REQUEST → Reproduce the listing below character for character; drop every image.

[Records that describe figures]

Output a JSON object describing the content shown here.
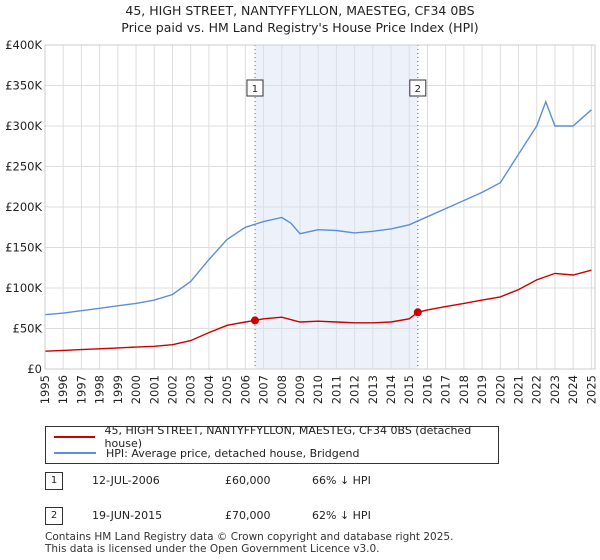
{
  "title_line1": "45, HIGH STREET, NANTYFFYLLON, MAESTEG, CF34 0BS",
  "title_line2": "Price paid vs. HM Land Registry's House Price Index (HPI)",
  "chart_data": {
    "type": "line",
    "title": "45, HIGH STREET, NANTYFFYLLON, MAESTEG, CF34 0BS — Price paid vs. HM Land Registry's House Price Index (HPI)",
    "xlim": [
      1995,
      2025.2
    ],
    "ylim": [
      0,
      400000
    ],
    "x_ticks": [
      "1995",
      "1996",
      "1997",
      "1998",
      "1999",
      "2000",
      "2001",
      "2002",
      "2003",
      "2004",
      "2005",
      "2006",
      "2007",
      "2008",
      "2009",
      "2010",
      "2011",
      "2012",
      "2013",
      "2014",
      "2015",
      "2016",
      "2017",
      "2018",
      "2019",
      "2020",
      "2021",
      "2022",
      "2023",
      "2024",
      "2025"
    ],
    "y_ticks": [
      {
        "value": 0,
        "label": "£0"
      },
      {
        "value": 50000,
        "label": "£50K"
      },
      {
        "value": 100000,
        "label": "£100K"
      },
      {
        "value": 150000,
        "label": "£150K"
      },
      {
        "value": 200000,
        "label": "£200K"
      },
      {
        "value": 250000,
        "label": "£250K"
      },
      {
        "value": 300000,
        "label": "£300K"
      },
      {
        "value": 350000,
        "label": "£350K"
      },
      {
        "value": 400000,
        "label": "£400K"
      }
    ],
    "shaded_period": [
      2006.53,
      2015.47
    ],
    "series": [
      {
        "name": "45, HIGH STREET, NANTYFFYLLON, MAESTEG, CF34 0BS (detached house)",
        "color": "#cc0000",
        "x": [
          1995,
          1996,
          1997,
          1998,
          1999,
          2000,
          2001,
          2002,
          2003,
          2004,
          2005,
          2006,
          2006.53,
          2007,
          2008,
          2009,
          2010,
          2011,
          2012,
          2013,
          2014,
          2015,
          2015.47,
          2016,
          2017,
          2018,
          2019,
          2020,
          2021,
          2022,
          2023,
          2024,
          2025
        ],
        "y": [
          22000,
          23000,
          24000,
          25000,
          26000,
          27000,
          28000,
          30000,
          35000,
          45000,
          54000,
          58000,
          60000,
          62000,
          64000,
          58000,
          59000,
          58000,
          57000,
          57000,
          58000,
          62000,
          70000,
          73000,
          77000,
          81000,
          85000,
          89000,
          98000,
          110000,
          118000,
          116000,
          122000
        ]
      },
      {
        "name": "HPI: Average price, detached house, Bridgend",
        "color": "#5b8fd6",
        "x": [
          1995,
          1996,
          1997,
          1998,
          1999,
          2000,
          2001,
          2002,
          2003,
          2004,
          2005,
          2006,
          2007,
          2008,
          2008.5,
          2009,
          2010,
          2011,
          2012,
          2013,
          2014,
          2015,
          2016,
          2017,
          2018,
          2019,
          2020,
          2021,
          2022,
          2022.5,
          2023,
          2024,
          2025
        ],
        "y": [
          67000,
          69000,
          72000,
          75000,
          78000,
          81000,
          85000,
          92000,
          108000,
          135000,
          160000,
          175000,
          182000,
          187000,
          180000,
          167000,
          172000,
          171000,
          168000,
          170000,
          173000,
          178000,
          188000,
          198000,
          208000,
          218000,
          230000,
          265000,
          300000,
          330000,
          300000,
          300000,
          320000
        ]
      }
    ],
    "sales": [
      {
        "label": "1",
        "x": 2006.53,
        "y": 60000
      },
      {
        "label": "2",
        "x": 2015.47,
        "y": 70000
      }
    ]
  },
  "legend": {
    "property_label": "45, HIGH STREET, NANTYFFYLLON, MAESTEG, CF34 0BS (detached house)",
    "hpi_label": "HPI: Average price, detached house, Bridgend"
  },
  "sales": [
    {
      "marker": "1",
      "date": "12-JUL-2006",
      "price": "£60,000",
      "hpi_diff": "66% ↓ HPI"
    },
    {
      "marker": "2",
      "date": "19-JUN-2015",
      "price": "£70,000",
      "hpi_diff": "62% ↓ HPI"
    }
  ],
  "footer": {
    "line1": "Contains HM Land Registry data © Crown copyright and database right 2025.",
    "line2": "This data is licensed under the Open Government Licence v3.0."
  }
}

EXERCISE OUTPUT →
Output a JSON object describing the content shown here.
{
  "title_line1": "45, HIGH STREET, NANTYFFYLLON, MAESTEG, CF34 0BS",
  "title_line2": "Price paid vs. HM Land Registry's House Price Index (HPI)",
  "chart_data": {
    "type": "line",
    "title": "45, HIGH STREET, NANTYFFYLLON, MAESTEG, CF34 0BS — Price paid vs. HM Land Registry's House Price Index (HPI)",
    "xlim": [
      1995,
      2025.2
    ],
    "ylim": [
      0,
      400000
    ],
    "x_ticks": [
      "1995",
      "1996",
      "1997",
      "1998",
      "1999",
      "2000",
      "2001",
      "2002",
      "2003",
      "2004",
      "2005",
      "2006",
      "2007",
      "2008",
      "2009",
      "2010",
      "2011",
      "2012",
      "2013",
      "2014",
      "2015",
      "2016",
      "2017",
      "2018",
      "2019",
      "2020",
      "2021",
      "2022",
      "2023",
      "2024",
      "2025"
    ],
    "y_ticks": [
      {
        "value": 0,
        "label": "£0"
      },
      {
        "value": 50000,
        "label": "£50K"
      },
      {
        "value": 100000,
        "label": "£100K"
      },
      {
        "value": 150000,
        "label": "£150K"
      },
      {
        "value": 200000,
        "label": "£200K"
      },
      {
        "value": 250000,
        "label": "£250K"
      },
      {
        "value": 300000,
        "label": "£300K"
      },
      {
        "value": 350000,
        "label": "£350K"
      },
      {
        "value": 400000,
        "label": "£400K"
      }
    ],
    "shaded_period": [
      2006.53,
      2015.47
    ],
    "series": [
      {
        "name": "45, HIGH STREET, NANTYFFYLLON, MAESTEG, CF34 0BS (detached house)",
        "color": "#cc0000",
        "x": [
          1995,
          1996,
          1997,
          1998,
          1999,
          2000,
          2001,
          2002,
          2003,
          2004,
          2005,
          2006,
          2006.53,
          2007,
          2008,
          2009,
          2010,
          2011,
          2012,
          2013,
          2014,
          2015,
          2015.47,
          2016,
          2017,
          2018,
          2019,
          2020,
          2021,
          2022,
          2023,
          2024,
          2025
        ],
        "y": [
          22000,
          23000,
          24000,
          25000,
          26000,
          27000,
          28000,
          30000,
          35000,
          45000,
          54000,
          58000,
          60000,
          62000,
          64000,
          58000,
          59000,
          58000,
          57000,
          57000,
          58000,
          62000,
          70000,
          73000,
          77000,
          81000,
          85000,
          89000,
          98000,
          110000,
          118000,
          116000,
          122000
        ]
      },
      {
        "name": "HPI: Average price, detached house, Bridgend",
        "color": "#5b8fd6",
        "x": [
          1995,
          1996,
          1997,
          1998,
          1999,
          2000,
          2001,
          2002,
          2003,
          2004,
          2005,
          2006,
          2007,
          2008,
          2008.5,
          2009,
          2010,
          2011,
          2012,
          2013,
          2014,
          2015,
          2016,
          2017,
          2018,
          2019,
          2020,
          2021,
          2022,
          2022.5,
          2023,
          2024,
          2025
        ],
        "y": [
          67000,
          69000,
          72000,
          75000,
          78000,
          81000,
          85000,
          92000,
          108000,
          135000,
          160000,
          175000,
          182000,
          187000,
          180000,
          167000,
          172000,
          171000,
          168000,
          170000,
          173000,
          178000,
          188000,
          198000,
          208000,
          218000,
          230000,
          265000,
          300000,
          330000,
          300000,
          300000,
          320000
        ]
      }
    ],
    "sales": [
      {
        "label": "1",
        "x": 2006.53,
        "y": 60000
      },
      {
        "label": "2",
        "x": 2015.47,
        "y": 70000
      }
    ]
  },
  "legend": {
    "property_label": "45, HIGH STREET, NANTYFFYLLON, MAESTEG, CF34 0BS (detached house)",
    "hpi_label": "HPI: Average price, detached house, Bridgend"
  },
  "sales": [
    {
      "marker": "1",
      "date": "12-JUL-2006",
      "price": "£60,000",
      "hpi_diff": "66% ↓ HPI"
    },
    {
      "marker": "2",
      "date": "19-JUN-2015",
      "price": "£70,000",
      "hpi_diff": "62% ↓ HPI"
    }
  ],
  "footer": {
    "line1": "Contains HM Land Registry data © Crown copyright and database right 2025.",
    "line2": "This data is licensed under the Open Government Licence v3.0."
  }
}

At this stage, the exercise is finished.